§ EXERCISE
Show, in full, each line of the data that contains "hatched".

§ EXERCISE INPUTS
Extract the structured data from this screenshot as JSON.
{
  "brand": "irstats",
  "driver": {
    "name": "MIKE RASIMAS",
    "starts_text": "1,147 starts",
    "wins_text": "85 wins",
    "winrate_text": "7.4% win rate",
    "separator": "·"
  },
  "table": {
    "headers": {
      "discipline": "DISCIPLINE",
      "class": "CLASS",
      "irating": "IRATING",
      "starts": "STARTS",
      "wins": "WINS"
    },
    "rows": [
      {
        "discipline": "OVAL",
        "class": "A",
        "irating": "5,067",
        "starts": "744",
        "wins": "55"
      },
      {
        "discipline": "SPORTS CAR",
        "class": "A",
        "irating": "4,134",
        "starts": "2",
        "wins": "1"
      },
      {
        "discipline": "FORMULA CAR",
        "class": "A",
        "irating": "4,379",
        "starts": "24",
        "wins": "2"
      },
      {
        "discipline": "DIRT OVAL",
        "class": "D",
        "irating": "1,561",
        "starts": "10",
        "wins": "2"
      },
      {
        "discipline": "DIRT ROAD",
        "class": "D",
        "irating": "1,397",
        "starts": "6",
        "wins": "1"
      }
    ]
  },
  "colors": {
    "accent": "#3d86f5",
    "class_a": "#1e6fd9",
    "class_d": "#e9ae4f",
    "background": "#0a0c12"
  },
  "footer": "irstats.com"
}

--

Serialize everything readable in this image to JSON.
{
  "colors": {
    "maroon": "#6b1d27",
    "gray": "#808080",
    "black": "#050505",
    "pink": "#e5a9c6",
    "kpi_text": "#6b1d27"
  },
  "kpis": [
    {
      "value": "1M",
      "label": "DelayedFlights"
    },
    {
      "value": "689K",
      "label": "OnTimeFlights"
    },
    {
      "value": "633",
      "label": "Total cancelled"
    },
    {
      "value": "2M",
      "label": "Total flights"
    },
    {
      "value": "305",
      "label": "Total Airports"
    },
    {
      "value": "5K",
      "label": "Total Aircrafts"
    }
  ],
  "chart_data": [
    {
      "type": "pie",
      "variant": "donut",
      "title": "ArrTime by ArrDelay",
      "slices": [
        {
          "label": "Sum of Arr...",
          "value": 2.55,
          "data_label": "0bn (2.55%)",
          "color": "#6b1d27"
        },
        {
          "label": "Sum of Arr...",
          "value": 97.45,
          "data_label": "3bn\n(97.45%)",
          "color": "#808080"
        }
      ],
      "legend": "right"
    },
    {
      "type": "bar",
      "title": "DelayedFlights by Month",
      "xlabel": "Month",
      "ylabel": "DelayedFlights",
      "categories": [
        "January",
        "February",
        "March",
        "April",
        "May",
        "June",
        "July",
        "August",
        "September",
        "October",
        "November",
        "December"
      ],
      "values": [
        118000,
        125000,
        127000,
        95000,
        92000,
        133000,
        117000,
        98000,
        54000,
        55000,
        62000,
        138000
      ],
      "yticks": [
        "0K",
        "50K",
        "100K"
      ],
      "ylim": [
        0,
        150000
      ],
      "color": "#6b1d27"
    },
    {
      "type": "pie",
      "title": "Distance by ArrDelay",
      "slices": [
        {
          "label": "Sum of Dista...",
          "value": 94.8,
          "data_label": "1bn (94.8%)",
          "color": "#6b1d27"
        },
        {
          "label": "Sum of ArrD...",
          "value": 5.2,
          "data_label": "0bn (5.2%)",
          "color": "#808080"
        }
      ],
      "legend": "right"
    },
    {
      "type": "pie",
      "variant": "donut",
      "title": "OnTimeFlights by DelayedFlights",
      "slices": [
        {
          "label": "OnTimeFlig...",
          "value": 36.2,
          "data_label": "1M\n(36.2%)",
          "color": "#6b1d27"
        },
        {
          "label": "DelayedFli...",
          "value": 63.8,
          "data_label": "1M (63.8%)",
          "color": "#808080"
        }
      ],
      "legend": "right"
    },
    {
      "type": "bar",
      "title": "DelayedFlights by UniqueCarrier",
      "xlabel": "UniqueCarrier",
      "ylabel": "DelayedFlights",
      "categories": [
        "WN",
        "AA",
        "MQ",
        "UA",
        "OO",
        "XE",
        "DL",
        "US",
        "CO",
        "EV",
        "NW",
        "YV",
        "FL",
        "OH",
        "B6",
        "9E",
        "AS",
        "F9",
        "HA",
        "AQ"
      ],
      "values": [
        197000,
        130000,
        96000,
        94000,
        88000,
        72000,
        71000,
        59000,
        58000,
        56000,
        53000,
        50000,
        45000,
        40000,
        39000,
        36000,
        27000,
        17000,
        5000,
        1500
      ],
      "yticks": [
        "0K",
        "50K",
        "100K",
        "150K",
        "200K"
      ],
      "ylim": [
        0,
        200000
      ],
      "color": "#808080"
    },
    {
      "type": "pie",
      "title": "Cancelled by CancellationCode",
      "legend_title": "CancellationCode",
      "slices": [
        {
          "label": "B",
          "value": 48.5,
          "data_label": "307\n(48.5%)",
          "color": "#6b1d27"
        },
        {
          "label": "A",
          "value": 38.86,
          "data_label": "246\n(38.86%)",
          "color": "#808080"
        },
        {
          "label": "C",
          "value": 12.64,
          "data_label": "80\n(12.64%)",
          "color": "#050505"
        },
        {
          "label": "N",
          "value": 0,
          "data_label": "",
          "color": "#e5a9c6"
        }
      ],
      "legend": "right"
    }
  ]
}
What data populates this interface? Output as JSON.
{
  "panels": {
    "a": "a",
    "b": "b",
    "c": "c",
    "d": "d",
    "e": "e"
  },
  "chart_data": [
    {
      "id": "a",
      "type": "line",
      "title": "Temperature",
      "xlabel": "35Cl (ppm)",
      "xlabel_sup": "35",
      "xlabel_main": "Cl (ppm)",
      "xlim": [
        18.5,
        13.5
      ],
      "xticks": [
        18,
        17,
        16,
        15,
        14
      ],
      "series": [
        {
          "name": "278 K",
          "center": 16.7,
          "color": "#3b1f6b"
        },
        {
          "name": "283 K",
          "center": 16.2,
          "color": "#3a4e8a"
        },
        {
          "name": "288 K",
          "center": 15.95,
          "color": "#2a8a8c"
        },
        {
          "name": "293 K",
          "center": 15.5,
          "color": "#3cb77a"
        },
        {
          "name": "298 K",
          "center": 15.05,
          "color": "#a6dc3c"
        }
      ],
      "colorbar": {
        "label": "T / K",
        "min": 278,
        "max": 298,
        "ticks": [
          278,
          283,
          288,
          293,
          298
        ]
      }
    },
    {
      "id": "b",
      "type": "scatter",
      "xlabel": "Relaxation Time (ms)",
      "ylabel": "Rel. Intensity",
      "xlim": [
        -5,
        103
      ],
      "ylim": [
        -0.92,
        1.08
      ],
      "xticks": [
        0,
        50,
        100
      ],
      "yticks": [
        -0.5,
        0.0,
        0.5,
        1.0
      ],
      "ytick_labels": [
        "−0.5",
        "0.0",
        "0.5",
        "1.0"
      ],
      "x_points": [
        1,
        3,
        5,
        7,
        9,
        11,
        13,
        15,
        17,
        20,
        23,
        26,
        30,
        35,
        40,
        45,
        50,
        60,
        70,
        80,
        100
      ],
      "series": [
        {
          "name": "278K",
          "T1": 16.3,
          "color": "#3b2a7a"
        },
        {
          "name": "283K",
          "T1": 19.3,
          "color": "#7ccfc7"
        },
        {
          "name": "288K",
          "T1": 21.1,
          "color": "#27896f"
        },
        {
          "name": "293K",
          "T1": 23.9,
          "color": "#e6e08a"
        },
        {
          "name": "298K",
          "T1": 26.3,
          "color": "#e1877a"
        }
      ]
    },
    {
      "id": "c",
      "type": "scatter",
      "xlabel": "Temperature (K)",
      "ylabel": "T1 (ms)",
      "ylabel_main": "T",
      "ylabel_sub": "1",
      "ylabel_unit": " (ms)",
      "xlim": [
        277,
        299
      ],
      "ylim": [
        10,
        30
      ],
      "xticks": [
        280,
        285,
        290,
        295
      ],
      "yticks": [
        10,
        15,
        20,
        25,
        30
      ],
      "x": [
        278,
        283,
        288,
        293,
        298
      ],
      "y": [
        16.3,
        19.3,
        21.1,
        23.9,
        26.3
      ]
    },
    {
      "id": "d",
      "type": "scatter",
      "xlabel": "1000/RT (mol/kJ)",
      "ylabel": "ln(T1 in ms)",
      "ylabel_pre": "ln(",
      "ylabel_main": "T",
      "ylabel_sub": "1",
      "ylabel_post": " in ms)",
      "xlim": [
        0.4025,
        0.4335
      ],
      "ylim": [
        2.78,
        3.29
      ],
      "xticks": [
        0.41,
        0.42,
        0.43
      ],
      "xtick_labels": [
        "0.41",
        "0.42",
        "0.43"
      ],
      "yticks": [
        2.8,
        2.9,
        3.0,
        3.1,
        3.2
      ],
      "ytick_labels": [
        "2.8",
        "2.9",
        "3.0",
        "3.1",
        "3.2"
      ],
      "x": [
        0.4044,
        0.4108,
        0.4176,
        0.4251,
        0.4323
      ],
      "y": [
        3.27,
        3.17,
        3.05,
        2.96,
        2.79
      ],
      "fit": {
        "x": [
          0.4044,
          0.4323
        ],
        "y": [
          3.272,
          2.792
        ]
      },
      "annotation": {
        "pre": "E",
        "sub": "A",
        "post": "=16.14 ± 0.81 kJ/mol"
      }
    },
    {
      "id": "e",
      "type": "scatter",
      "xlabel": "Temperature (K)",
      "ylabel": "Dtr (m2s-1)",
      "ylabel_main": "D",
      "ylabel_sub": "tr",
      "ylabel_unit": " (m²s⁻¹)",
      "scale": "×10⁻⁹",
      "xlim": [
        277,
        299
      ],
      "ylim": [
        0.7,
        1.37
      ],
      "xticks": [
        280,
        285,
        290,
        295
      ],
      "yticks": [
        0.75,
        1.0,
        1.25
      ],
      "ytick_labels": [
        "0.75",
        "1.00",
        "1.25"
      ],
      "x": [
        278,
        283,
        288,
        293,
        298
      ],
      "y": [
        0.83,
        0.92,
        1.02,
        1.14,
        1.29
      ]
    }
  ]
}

* * *

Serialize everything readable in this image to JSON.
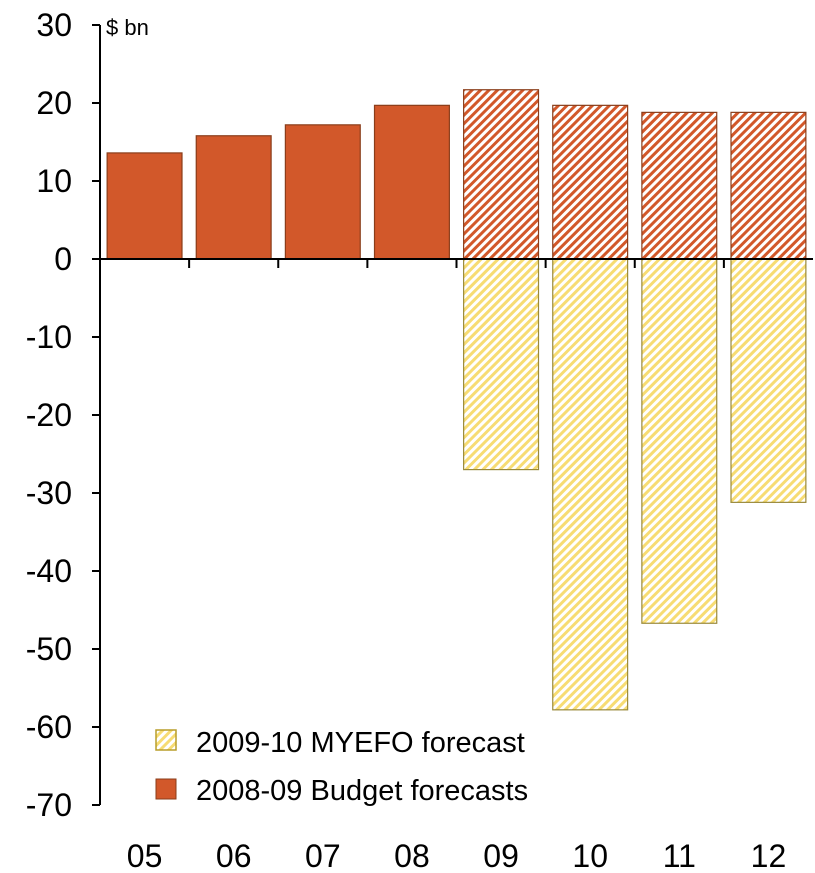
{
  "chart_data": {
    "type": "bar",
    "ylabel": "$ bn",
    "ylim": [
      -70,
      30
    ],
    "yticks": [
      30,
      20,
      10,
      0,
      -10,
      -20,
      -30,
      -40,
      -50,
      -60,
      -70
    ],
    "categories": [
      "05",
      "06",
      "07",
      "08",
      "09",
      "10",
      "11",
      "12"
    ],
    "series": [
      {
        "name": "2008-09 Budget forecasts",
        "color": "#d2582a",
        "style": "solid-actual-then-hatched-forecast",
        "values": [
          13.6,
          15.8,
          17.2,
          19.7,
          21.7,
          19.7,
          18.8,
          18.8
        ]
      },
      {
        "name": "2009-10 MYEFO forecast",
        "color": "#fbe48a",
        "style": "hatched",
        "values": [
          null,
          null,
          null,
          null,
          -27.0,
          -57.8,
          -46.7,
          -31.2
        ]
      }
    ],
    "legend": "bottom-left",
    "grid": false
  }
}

§ ANSWER TO THIS TASK
        "style": "solid-actual-then-hatched-forecast",
        "style": "hatched",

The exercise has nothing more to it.